# Enunciado 1
Transcreva do texto sobre as redes de dormir a passagem que começa em "Mas engana-se quem" e termina em "menos tinham posses.".
# Enunciado 2
Escreva a continuação do texto sobre as redes de dormir a partir do ponto em que ele termina.
___ Trecho fornecido ___
Mas engana-se quem acredita que a cultura das redes permaneceu apenas deste lado do Atlântico. Um dos poucos nomes no Brasil a se preocupar em resgatar tal invasão cultural mundo afora, o potiguar Luís da Câmara Cascudo, tem até livro com uma pesquisa etnográfica das redes de dormir. Em Roma, as redes ganharam status de transporte; na França, status de riqueza; nos navios, serviam como cama para os marinheiros;
No Brasil, a rede passou de um mero instrumento de descanso, para se tornar garoto propaganda de turismo, agregando valor de relaxamento ("deitado em uma rede em baixo de coqueiros à beira da praia"). Mas muito antes ela também já teve seu papel fúnebre no interior nordestino, como transporte de defuntos nos cortejos daqueles que menos tinham posses.
Mas é entre as tecnologias de hoje, com televisões 3D com aplicativos smarts, conectividades com a internet por meio de redes sem fio (wireless), mp3s players, blurays, home cinemas, que a rede hoje no Brasil tem duas finalidades: decoração e leito para dormir.
ADEUS À CAMA - Rosário Guimarães, médica acupunturista, já deu o adeus à cama há mais de 20 anos. No quarto, em casa, ela já nem existe mais. A senhora do espaço agora é a rede, que armada, não muito alto do chão, serve como o acolhedor repouso para as noites.
A paixão entre a médica e a rede surgiu ainda na época em que estudava para medicina, quando vivia em uma república estudantil. "Chegava do curso, e colocava os livros sobre a cama. No fim do dia estava tão atulhado de coisa na cama que era muito mais prático armar a rede para dormir", diz ela.
A companheira de todas as noites, e da hora do repouso após o almoço, sempre esteve presente. Desde os primeiros contatos, na casa do avó, que por obra do destino ou mera coincidência, era vendedor de redes de porta em porta, na Serra da Meruoca, região Norte do Ceará. Vinda do Acre para passar as férias, as redes eram as únicas dormidas na casa do avó. "Para enfrentar o frio da serra, muitas vezes ele colocava duas redes pra gente dormir. Uma armada e outra pra proteger do frio", explica Rosário.
Depois do Acre e do Ceará, a médica passou por São Paulo. Na conhecida terra da garoa, Rosário precisou mandar instalar nas paredes da sala do apartamento, os armadores para a colega rede. "Das várias situações, a mais engraçada era quando nos balançávamos e o armador fazia aquele barulho típico na parede. A vizinha muitas vezes batia na parede para que a "barulheira parasse". "Acho que ela nem sabia o que causava aquele barulho".
___ Trecho dos dados ___
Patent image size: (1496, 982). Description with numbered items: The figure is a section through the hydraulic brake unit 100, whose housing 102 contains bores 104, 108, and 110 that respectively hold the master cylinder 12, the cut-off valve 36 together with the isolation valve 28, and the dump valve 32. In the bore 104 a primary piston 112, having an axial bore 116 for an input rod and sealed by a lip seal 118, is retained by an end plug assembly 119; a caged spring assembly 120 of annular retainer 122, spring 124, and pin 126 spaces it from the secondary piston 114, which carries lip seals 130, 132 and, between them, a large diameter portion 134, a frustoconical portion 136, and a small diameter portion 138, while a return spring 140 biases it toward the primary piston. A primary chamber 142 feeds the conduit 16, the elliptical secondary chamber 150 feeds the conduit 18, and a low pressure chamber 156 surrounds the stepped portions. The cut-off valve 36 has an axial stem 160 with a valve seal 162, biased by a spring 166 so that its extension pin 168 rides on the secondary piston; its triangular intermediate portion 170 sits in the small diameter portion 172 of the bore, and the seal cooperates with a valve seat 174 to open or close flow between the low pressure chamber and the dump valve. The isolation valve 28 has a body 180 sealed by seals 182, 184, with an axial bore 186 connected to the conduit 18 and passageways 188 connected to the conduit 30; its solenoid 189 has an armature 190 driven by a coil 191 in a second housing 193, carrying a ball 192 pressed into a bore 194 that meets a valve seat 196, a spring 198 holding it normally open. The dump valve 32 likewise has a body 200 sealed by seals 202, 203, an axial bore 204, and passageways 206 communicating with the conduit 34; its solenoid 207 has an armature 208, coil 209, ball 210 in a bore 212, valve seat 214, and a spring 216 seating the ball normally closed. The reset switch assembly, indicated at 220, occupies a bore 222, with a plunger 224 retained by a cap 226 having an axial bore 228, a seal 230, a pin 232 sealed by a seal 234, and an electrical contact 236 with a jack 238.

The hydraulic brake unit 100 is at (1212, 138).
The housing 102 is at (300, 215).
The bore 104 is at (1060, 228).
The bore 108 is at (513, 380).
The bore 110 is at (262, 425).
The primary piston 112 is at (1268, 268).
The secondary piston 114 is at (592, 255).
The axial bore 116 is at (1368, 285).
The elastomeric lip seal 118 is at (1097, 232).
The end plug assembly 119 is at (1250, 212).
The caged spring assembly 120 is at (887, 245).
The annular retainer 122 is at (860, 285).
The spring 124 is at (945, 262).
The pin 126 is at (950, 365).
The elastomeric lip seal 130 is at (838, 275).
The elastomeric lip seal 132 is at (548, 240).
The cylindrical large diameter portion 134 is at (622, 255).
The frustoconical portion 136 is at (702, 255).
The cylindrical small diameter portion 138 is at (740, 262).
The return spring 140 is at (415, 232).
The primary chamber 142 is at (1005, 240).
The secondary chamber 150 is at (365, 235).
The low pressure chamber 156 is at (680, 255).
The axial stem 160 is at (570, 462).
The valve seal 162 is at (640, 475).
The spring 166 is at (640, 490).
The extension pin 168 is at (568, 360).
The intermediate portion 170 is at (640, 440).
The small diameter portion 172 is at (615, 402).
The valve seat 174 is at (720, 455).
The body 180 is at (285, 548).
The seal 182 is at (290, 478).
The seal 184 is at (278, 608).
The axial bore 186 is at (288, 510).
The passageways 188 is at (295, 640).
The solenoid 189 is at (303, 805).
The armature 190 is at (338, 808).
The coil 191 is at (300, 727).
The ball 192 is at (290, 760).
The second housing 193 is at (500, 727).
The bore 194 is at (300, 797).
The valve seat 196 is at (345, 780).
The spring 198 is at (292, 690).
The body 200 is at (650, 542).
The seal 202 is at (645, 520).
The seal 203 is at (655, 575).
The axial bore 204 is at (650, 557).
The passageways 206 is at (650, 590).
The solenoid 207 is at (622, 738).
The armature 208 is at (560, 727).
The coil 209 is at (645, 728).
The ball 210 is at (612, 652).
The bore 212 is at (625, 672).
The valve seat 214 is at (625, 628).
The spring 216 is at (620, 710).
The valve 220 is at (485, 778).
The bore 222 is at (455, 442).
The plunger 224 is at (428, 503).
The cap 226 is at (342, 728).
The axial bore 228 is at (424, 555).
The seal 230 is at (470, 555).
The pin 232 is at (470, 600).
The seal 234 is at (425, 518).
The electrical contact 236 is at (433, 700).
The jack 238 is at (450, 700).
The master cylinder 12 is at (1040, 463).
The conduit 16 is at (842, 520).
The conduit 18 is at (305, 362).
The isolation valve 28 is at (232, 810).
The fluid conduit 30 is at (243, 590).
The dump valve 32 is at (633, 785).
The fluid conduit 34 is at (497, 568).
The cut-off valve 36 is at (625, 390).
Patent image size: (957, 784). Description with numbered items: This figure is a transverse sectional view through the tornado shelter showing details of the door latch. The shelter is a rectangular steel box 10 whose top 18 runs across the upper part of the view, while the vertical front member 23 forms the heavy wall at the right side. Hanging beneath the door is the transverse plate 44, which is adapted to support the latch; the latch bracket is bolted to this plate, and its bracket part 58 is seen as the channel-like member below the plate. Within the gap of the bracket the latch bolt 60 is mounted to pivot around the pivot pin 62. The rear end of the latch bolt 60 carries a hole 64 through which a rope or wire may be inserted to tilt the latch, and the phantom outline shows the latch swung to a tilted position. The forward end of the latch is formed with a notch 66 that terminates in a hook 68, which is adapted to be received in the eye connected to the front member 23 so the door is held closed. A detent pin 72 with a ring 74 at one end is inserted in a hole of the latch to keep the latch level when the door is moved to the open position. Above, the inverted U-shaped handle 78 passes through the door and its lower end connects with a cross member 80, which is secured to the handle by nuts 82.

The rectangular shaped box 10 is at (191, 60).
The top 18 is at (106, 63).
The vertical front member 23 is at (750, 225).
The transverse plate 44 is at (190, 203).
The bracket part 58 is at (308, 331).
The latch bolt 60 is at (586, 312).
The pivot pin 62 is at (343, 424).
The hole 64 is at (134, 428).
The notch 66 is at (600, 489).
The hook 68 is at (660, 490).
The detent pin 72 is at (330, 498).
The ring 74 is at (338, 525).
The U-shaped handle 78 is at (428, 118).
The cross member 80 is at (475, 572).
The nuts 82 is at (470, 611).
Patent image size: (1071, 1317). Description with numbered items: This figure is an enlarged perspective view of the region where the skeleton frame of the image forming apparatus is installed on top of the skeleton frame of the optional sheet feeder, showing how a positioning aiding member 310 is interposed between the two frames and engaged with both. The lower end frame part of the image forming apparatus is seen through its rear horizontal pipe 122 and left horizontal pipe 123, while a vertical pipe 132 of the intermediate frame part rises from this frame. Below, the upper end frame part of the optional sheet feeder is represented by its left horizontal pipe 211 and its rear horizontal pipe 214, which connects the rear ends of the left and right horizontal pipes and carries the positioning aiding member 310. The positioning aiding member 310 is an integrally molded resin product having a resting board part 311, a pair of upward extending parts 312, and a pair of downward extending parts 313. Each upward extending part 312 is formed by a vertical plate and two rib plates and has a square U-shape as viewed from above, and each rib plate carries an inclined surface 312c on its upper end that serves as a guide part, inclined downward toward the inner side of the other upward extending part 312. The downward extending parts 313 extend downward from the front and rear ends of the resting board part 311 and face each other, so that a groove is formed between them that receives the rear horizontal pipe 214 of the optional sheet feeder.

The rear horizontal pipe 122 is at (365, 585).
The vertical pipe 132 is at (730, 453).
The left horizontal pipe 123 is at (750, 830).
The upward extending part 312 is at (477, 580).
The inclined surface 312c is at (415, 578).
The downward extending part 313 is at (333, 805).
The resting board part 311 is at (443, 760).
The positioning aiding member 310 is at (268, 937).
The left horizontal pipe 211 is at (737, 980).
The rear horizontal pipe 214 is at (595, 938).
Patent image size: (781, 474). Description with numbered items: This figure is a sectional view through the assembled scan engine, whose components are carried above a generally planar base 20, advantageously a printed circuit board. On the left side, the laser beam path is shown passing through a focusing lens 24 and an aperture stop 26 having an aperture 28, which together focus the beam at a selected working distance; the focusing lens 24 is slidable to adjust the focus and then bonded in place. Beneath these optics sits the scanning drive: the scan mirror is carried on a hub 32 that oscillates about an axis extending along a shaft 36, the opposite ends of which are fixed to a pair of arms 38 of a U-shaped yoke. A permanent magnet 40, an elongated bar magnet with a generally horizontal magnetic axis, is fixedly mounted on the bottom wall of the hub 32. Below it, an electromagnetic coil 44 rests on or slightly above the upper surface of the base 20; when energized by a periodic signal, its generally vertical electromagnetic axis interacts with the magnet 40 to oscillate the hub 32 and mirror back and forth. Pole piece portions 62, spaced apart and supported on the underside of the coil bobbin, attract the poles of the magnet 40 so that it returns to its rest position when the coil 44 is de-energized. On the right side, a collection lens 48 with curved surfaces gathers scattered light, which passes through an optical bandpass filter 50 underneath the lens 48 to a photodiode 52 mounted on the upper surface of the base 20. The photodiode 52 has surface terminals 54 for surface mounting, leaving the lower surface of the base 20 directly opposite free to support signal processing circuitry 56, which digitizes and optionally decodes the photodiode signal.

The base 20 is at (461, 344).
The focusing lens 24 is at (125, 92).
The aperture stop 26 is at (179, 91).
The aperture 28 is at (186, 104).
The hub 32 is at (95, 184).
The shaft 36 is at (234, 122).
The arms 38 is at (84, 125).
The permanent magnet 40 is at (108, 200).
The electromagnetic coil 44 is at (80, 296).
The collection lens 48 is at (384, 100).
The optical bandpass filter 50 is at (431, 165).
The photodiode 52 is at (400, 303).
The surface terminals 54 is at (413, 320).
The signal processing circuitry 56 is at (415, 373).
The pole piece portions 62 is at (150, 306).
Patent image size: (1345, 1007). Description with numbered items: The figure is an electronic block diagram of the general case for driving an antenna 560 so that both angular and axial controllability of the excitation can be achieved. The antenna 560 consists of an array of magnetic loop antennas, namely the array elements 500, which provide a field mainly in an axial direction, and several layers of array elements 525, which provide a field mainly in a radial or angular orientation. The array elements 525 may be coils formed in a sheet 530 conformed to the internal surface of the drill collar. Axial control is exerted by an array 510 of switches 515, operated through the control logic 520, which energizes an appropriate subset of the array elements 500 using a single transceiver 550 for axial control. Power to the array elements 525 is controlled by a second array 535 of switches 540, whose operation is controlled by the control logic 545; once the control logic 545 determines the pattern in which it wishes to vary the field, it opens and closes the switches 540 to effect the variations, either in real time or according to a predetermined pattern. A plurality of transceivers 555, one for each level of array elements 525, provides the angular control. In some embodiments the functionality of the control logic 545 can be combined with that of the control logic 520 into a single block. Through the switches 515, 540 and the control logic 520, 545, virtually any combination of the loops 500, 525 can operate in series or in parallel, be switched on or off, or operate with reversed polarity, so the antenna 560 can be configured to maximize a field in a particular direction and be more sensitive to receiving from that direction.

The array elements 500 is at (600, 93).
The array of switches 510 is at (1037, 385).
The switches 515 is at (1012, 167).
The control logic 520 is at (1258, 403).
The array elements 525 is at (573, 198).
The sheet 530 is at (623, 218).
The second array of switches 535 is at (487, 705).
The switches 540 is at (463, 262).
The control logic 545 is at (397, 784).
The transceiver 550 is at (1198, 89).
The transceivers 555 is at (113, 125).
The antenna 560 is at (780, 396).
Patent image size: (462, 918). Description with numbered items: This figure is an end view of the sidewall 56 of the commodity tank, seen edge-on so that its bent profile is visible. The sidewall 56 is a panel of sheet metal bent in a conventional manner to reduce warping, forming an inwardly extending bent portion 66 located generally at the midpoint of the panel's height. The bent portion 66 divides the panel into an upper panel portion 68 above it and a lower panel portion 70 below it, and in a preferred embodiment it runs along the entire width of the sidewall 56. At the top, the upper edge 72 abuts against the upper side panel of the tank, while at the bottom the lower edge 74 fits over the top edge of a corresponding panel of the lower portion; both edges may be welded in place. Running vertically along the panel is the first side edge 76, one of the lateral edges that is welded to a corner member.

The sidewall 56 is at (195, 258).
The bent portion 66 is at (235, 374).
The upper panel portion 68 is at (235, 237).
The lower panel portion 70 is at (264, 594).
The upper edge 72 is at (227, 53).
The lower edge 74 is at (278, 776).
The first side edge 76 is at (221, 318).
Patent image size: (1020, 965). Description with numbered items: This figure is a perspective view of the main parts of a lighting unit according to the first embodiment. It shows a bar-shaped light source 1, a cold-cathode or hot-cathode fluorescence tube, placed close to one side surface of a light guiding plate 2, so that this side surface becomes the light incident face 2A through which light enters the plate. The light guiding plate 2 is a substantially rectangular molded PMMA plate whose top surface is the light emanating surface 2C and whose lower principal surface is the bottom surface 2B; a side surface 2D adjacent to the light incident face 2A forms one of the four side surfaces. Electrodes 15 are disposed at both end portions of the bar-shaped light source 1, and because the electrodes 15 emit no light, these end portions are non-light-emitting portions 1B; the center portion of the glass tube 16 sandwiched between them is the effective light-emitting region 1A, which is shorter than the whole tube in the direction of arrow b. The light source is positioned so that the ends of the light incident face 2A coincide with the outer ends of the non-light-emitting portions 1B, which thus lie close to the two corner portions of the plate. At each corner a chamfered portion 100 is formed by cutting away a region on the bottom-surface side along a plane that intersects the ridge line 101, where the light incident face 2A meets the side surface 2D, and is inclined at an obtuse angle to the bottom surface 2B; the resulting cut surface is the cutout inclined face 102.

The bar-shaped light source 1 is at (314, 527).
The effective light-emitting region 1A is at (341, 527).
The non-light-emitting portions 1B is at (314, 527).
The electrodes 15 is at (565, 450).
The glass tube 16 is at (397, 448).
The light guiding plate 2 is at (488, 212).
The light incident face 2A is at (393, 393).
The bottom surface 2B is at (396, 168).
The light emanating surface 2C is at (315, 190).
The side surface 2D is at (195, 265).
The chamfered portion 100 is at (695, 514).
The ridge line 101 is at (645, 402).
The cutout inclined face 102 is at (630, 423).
___
# Resposta 1
Mas engana-se quem acredita que a cultura das redes permaneceu apenas deste lado do Atlântico. Um dos poucos nomes no Brasil a se preocupar em resgatar tal invasão cultural mundo afora, o potiguar Luís da Câmara Cascudo, tem até livro com uma pesquisa etnográfica das redes de dormir. Em Roma, as redes ganharam status de transporte; na França, status de riqueza; nos navios, serviam como cama para os marinheiros;
No Brasil, a rede passou de um mero instrumento de descanso, para se tornar garoto propaganda de turismo, agregando valor de relaxamento ("deitado em uma rede em baixo de coqueiros à beira da praia"). Mas muito antes ela também já teve seu papel fúnebre no interior nordestino, como transporte de defuntos nos cortejos daqueles que menos tinham posses.

# Resposta 2
Em Fortaleza, a paixão entre Rosário e a rede só aumentou. Além de não ter mais a cama no quarto de casa, o Centro de Medicina Chinesa, onde Rosário atende, já tem um espaço específico para rede. Até ganhar uma rede bordada a mão por uma das pacientes, com direito a nome gravado, Rosário já ganhou.
DECORAÇÃO - Muito além de um canto para repousar, a rede também ganhou estética de decoração. Arquitetos em várias capital do País já a usam como elemento atrativo ou de composição de varandas, salas, espaços de descanso.
Paulo Mesquita, arquiteto em Fortaleza há 15 anos, usa as redes como elemento para agregar valores a espaços. Entre projetos que faz, recebia muitos pedidos de clientes que queria um espaço na varanda ou dentro de casa para armar uma rede.
"Foi por meio desses pedidos que fomos encontrando várias possibilidade para integrar a rede à decoração dos ambientes", diz Paulo. Para ele o equilíbrio das cores do ambiente com o tecido da rede e até mesmo o tipo de varanda é o truque principal para a harmonia do ambiente.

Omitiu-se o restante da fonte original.